Then on December 2nd, 1995, my world came to a halt after seeing my idol walk behind the Canadiens’ bench after being pulled, only to walk back and tell team President Ronald Corey that he had played his last game in my favourite team’s uniform. My heart was crushed. How can the great Roy, the face of this era’s franchise, my successor to the great Ken Dryden, let the heat of the moment take over and make him take the decision to abandon his teammates, his team, his fans and by the same token, myself… because of a rooster fight between him and his head coach? How has that become MY fault, as I ultimately was the one paying the price?

Some claim that Roy went back to talk to Corey the next day to say that he regretted having done what he did, having said what he said. But for the Canadiens’ organization, the damage was done and they couldn’t go back. Roy had his temper tantrum on national television, in front of millions of viewers, and there was no going back on that. He was the team’s best player, but he was NOT bigger than the Montreal Canadiens.

Avalanche too

Hired as the team’s head coach and consultant to GM Joe Sakic, Roy had found another career in hockey, in the NHL, with the second team he’s only known. Avalanche fans loved him as much as I did way back when he was in Montreal. Then, when he found himself in a disagreement with his former teammate and boss, he waited until August, less than a month before training camp, to inform Sakic and the Avalanche that he was quitting his job with the team.

◆ Given information
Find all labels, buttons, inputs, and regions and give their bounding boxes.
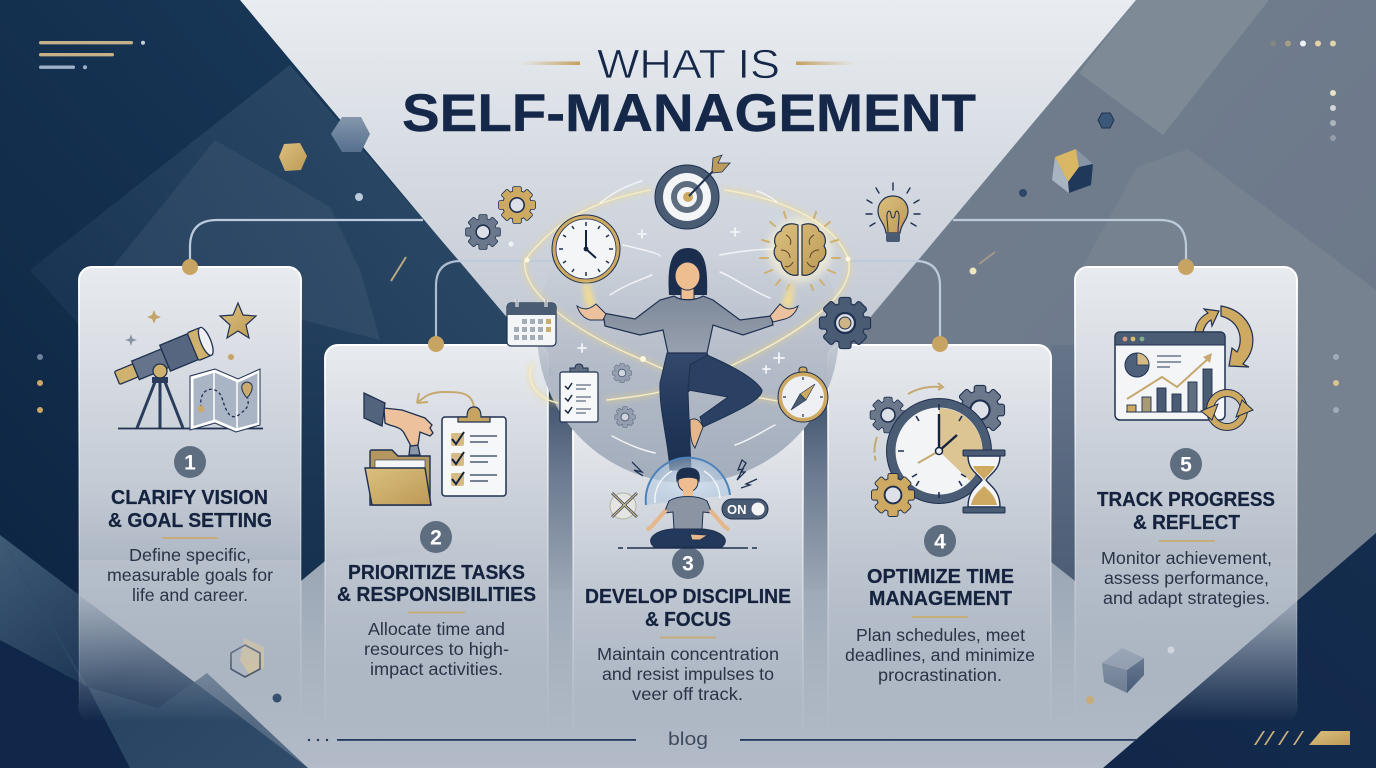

◆ Exercise instructions
**a.** Answer these questions from the piece about Roy:
(i) On what date did Roy tell Ronald Corey he had played his last game for the Canadiens?
(ii) In what two roles was Roy hired by the Avalanche?
(iii) In what month did Roy inform Sakic and the Avalanche that he was quitting?
**b.** Extend the piece about Roy past its final sentence.

◆ Results of the tasks
**a.**
(i) December 2nd, 1995
(ii) Head coach and consultant to GM Joe Sakic
(iii) August

**b.**
This left Sakic and the Avalanche in a huge bind, and rest assured that Roy knew it. Yet, the disagreement occurred well before then, during that summer’s NHL Draft. So why wait so long? Because Patrick does what Patrick wants and when things don’t go his way, Patrick pouts and seeks revenge. And I’m not going to go into his well documented domestic violence issues either, or his assault on Chicoutimi Sagueneens’ owner Pierre Cardinal

Roy is a hot head. I’m done with him, and I have been for a long time. If you think for a second that he’s the man to take over from Marc Bergevin one day, you are definitely not thinking straight. The guy is a nut case and when things don’t go his way, he picks up his toys and leaves, not giving a crap about you and what you think. He has displayed over and over again that he has a “Me, Myself and I” attitude and there is a reason why he hasn’t found work in the NHL’s tight circle. To me, the guy who once was my idol is dead. He was replaced by this horrifying individual whom I wouldn’t want my kids to look up to… as he’s as far a good role model as it gets.

So long Patrick, the Saint has been removed from your name a long time ago. Go Habs Go!